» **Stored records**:
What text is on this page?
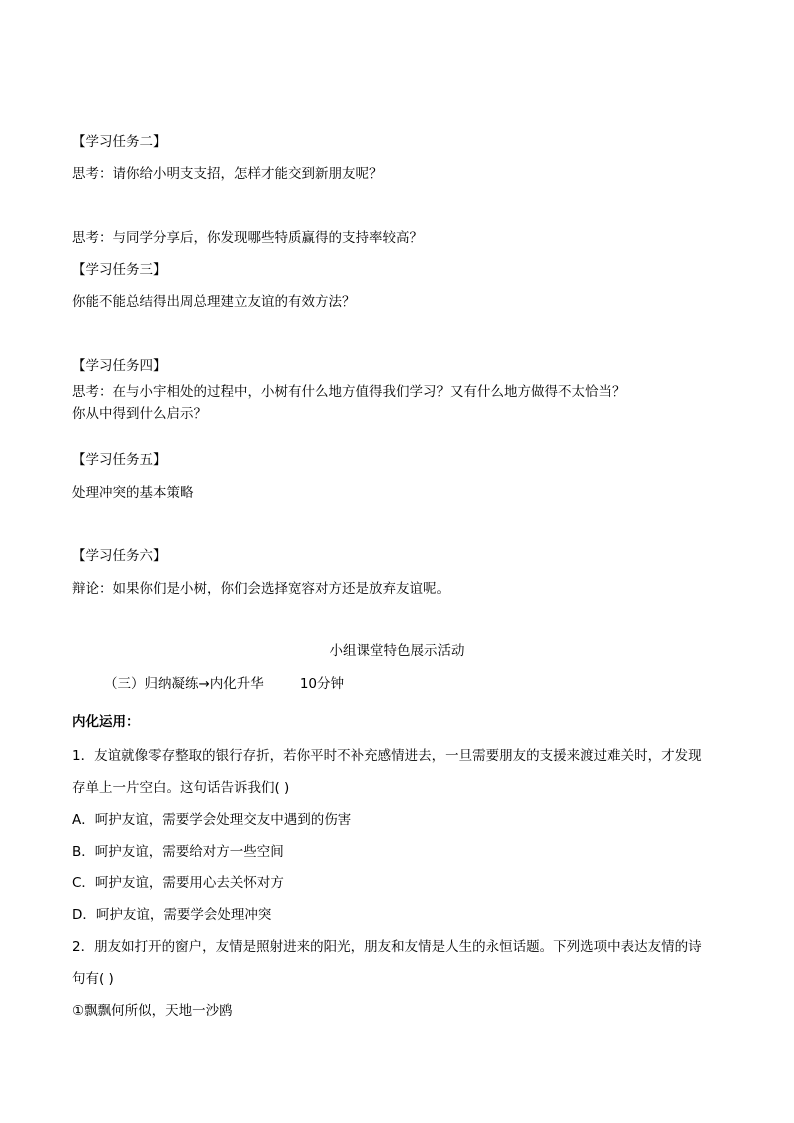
【学习任务二】
思考：请你给小明支支招，怎样才能交到新朋友呢？
思考：与同学分享后，你发现哪些特质赢得的支持率较高？
【学习任务三】
你能不能总结得出周总理建立友谊的有效方法？
【学习任务四】
思考：在与小宇相处的过程中，小树有什么地方值得我们学习？又有什么地方做得不太恰当？
你从中得到什么启示？
【学习任务五】
处理冲突的基本策略
【学习任务六】
辩论：如果你们是小树，你们会选择宽容对方还是放弃友谊呢。
小组课堂特色展示活动
（三）归纳凝练→内化升华	10分钟
内化运用：
1．友谊就像零存整取的银行存折，若你平时不补充感情进去，一旦需要朋友的支援来渡过难关时，才发现
存单上一片空白。这句话告诉我们( )
A．呵护友谊，需要学会处理交友中遇到的伤害
B．呵护友谊，需要给对方一些空间
C．呵护友谊，需要用心去关怀对方
D．呵护友谊，需要学会处理冲突
2．朋友如打开的窗户，友情是照射进来的阳光，朋友和友情是人生的永恒话题。下列选项中表达友情的诗
句有( )
①飘飘何所似，天地一沙鸥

» **Written task**: Consider the entries above and return each line with the string "呵护友谊".

» **Output of the exercise**:
A．呵护友谊，需要学会处理交友中遇到的伤害
B．呵护友谊，需要给对方一些空间
C．呵护友谊，需要用心去关怀对方
D．呵护友谊，需要学会处理冲突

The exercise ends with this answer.